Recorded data
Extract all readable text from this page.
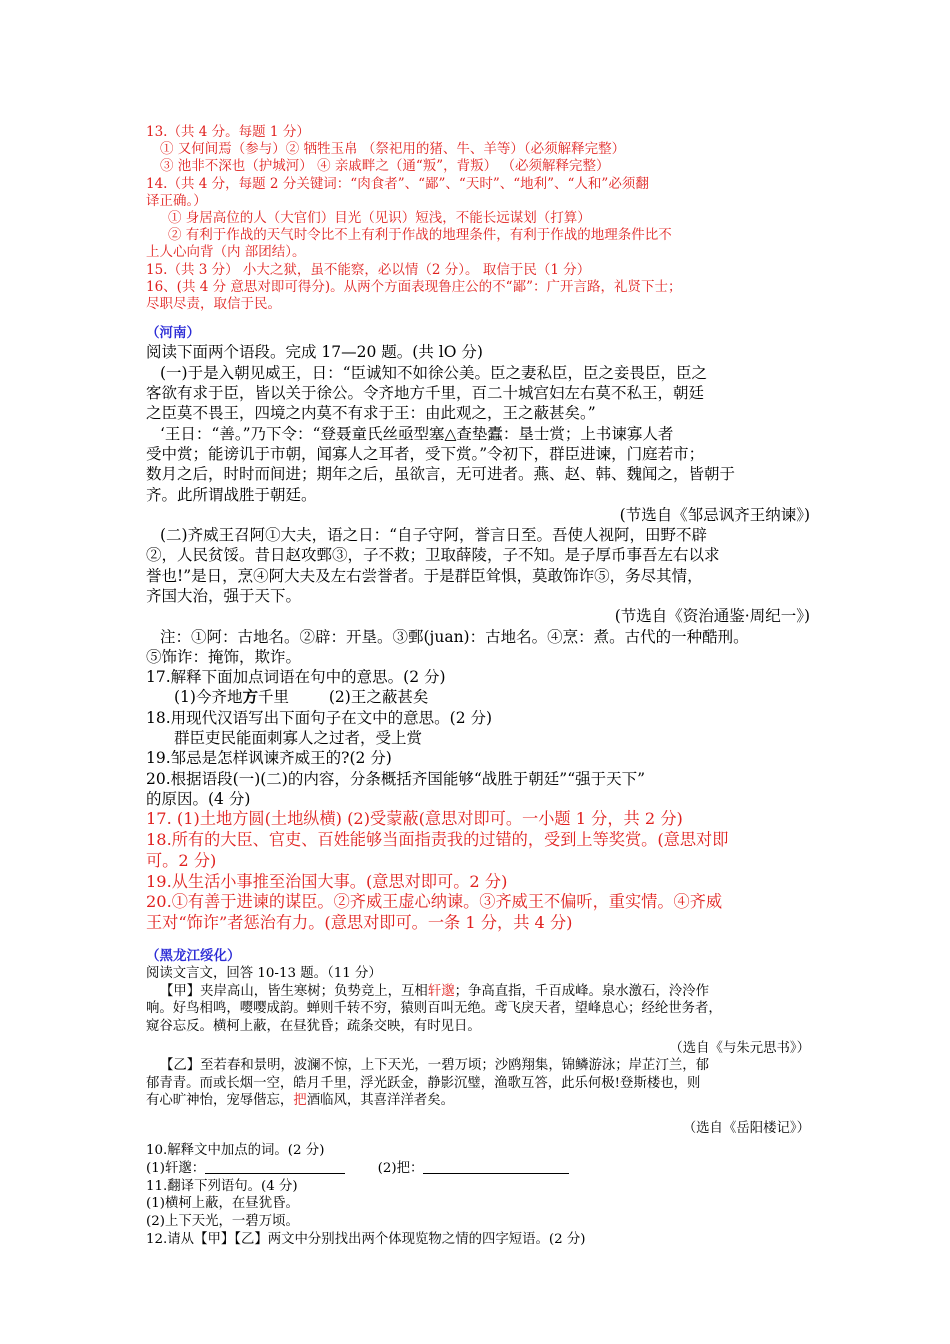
13.（共 4 分。每题 1 分）
① 又何间焉（参与）② 牺牲玉帛 （祭祀用的猪、牛、羊等）（必须解释完整）
③ 池非不深也（护城河） ④ 亲戚畔之（通“叛”，背叛） （必须解释完整）
14.（共 4 分，每题 2 分关键词：“肉食者”、“鄙”、“天时”、“地利”、“人和”必须翻
译正确。）
① 身居高位的人（大官们）目光（见识）短浅，不能长远谋划（打算）
② 有利于作战的天气时令比不上有利于作战的地理条件，有利于作战的地理条件比不
上人心向背（内 部团结）。
15.（共 3 分） 小大之狱，虽不能察，必以情（2 分）。 取信于民（1 分）
16、(共 4 分 意思对即可得分)。从两个方面表现鲁庄公的不“鄙”：广开言路，礼贤下士；
尽职尽责，取信于民。
（河南）
阅读下面两个语段。完成 17—20 题。(共 lO 分)
(一)于是入朝见威王，日：“臣诚知不如徐公美。臣之妻私臣，臣之妾畏臣，臣之
客欲有求于臣，皆以关于徐公。令齐地方千里，百二十城宫妇左右莫不私王，朝廷
之臣莫不畏王，四境之内莫不有求于王：由此观之，王之蔽甚矣。”
‘王日：“善。”乃下令：“登聂童氏丝亟型塞△查垫蠹：垦士赏；上书谏寡人者
受中赏；能谤讥于市朝，闻寡人之耳者，受下赏。”令初下，群臣进谏，门庭若市；
数月之后，时时而间进；期年之后，虽欲言，无可进者。燕、赵、韩、魏闻之，皆朝于
齐。此所谓战胜于朝廷。
(节选自《邹忌讽齐王纳谏》)
(二)齐威王召阿①大夫，语之日：“自子守阿，誉言日至。吾使人视阿，田野不辟
②，人民贫馁。昔日赵攻鄄③，子不救；卫取薛陵，子不知。是子厚币事吾左右以求
誉也!”是日，烹④阿大夫及左右尝誉者。于是群臣耸惧，莫敢饰诈⑤，务尽其情，
齐国大治，强于天下。
(节选自《资治通鉴·周纪一》)
注：①阿：古地名。②辟：开垦。③鄄(juan)：古地名。④烹：煮。古代的一种酷刑。
⑤饰诈：掩饰，欺诈。
17.解释下面加点词语在句中的意思。(2 分)
(1)今齐地方千里	(2)王之蔽甚矣
18.用现代汉语写出下面句子在文中的意思。(2 分)
群臣吏民能面刺寡人之过者，受上赏
19.邹忌是怎样讽谏齐威王的?(2 分)
20.根据语段(一)(二)的内容，分条概括齐国能够“战胜于朝廷”“强于天下”
的原因。(4 分)
17. (1)土地方圆(土地纵横) (2)受蒙蔽(意思对即可。一小题 1 分，共 2 分)
18.所有的大臣、官吏、百姓能够当面指责我的过错的，受到上等奖赏。(意思对即
可。2 分)
19.从生活小事推至治国大事。(意思对即可。2 分)
20.①有善于进谏的谋臣。②齐威王虚心纳谏。③齐威王不偏听，重实情。④齐威
王对“饰诈”者惩治有力。(意思对即可。一条 1 分，共 4 分)
（黑龙江绥化）
阅读文言文，回答 10-13 题。（11 分）
【甲】夹岸高山，皆生寒树；负势竞上，互相轩邈；争高直指，千百成峰。泉水激石，泠泠作
响。好鸟相鸣，嘤嘤成韵。蝉则千转不穷，猿则百叫无绝。鸢飞戾天者，望峰息心；经纶世务者，
窥谷忘反。横柯上蔽，在昼犹昏；疏条交映，有时见日。
（选自《与朱元思书》）
【乙】至若春和景明，波澜不惊，上下天光，一碧万顷；沙鸥翔集，锦鳞游泳；岸芷汀兰，郁
郁青青。而或长烟一空，皓月千里，浮光跃金，静影沉璧，渔歌互答，此乐何极!登斯楼也，则
有心旷神怡，宠辱偕忘，把酒临风，其喜洋洋者矣。
（选自《岳阳楼记》）
10.解释文中加点的词。(2 分)
(1)轩邈：	(2)把：
11.翻译下列语句。(4 分)
(1)横柯上蔽，在昼犹昏。
(2)上下天光，一碧万顷。
12.请从【甲】【乙】两文中分别找出两个体现览物之情的四字短语。(2 分)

What you have to do
Reproduce all of the data exactly, omitting each picture it holds.

Task solution
Extract all readable text from this page.
13.（共 4 分。每题 1 分）
① 又何间焉（参与）② 牺牲玉帛 （祭祀用的猪、牛、羊等）（必须解释完整）
③ 池非不深也（护城河） ④ 亲戚畔之（通“叛”，背叛） （必须解释完整）
14.（共 4 分，每题 2 分关键词：“肉食者”、“鄙”、“天时”、“地利”、“人和”必须翻
译正确。）
① 身居高位的人（大官们）目光（见识）短浅，不能长远谋划（打算）
② 有利于作战的天气时令比不上有利于作战的地理条件，有利于作战的地理条件比不
上人心向背（内 部团结）。
15.（共 3 分） 小大之狱，虽不能察，必以情（2 分）。 取信于民（1 分）
16、(共 4 分 意思对即可得分)。从两个方面表现鲁庄公的不“鄙”：广开言路，礼贤下士；
尽职尽责，取信于民。
（河南）
阅读下面两个语段。完成 17—20 题。(共 lO 分)
(一)于是入朝见威王，日：“臣诚知不如徐公美。臣之妻私臣，臣之妾畏臣，臣之
客欲有求于臣，皆以关于徐公。令齐地方千里，百二十城宫妇左右莫不私王，朝廷
之臣莫不畏王，四境之内莫不有求于王：由此观之，王之蔽甚矣。”
‘王日：“善。”乃下令：“登聂童氏丝亟型塞△查垫蠹：垦士赏；上书谏寡人者
受中赏；能谤讥于市朝，闻寡人之耳者，受下赏。”令初下，群臣进谏，门庭若市；
数月之后，时时而间进；期年之后，虽欲言，无可进者。燕、赵、韩、魏闻之，皆朝于
齐。此所谓战胜于朝廷。
(节选自《邹忌讽齐王纳谏》)
(二)齐威王召阿①大夫，语之日：“自子守阿，誉言日至。吾使人视阿，田野不辟
②，人民贫馁。昔日赵攻鄄③，子不救；卫取薛陵，子不知。是子厚币事吾左右以求
誉也!”是日，烹④阿大夫及左右尝誉者。于是群臣耸惧，莫敢饰诈⑤，务尽其情，
齐国大治，强于天下。
(节选自《资治通鉴·周纪一》)
注：①阿：古地名。②辟：开垦。③鄄(juan)：古地名。④烹：煮。古代的一种酷刑。
⑤饰诈：掩饰，欺诈。
17.解释下面加点词语在句中的意思。(2 分)
(1)今齐地方千里	(2)王之蔽甚矣
18.用现代汉语写出下面句子在文中的意思。(2 分)
群臣吏民能面刺寡人之过者，受上赏
19.邹忌是怎样讽谏齐威王的?(2 分)
20.根据语段(一)(二)的内容，分条概括齐国能够“战胜于朝廷”“强于天下”
的原因。(4 分)
17. (1)土地方圆(土地纵横) (2)受蒙蔽(意思对即可。一小题 1 分，共 2 分)
18.所有的大臣、官吏、百姓能够当面指责我的过错的，受到上等奖赏。(意思对即
可。2 分)
19.从生活小事推至治国大事。(意思对即可。2 分)
20.①有善于进谏的谋臣。②齐威王虚心纳谏。③齐威王不偏听，重实情。④齐威
王对“饰诈”者惩治有力。(意思对即可。一条 1 分，共 4 分)
（黑龙江绥化）
阅读文言文，回答 10-13 题。（11 分）
【甲】夹岸高山，皆生寒树；负势竞上，互相轩邈；争高直指，千百成峰。泉水激石，泠泠作
响。好鸟相鸣，嘤嘤成韵。蝉则千转不穷，猿则百叫无绝。鸢飞戾天者，望峰息心；经纶世务者，
窥谷忘反。横柯上蔽，在昼犹昏；疏条交映，有时见日。
（选自《与朱元思书》）
【乙】至若春和景明，波澜不惊，上下天光，一碧万顷；沙鸥翔集，锦鳞游泳；岸芷汀兰，郁
郁青青。而或长烟一空，皓月千里，浮光跃金，静影沉璧，渔歌互答，此乐何极!登斯楼也，则
有心旷神怡，宠辱偕忘，把酒临风，其喜洋洋者矣。
（选自《岳阳楼记》）
10.解释文中加点的词。(2 分)
(1)轩邈：	(2)把：
11.翻译下列语句。(4 分)
(1)横柯上蔽，在昼犹昏。
(2)上下天光，一碧万顷。
12.请从【甲】【乙】两文中分别找出两个体现览物之情的四字短语。(2 分)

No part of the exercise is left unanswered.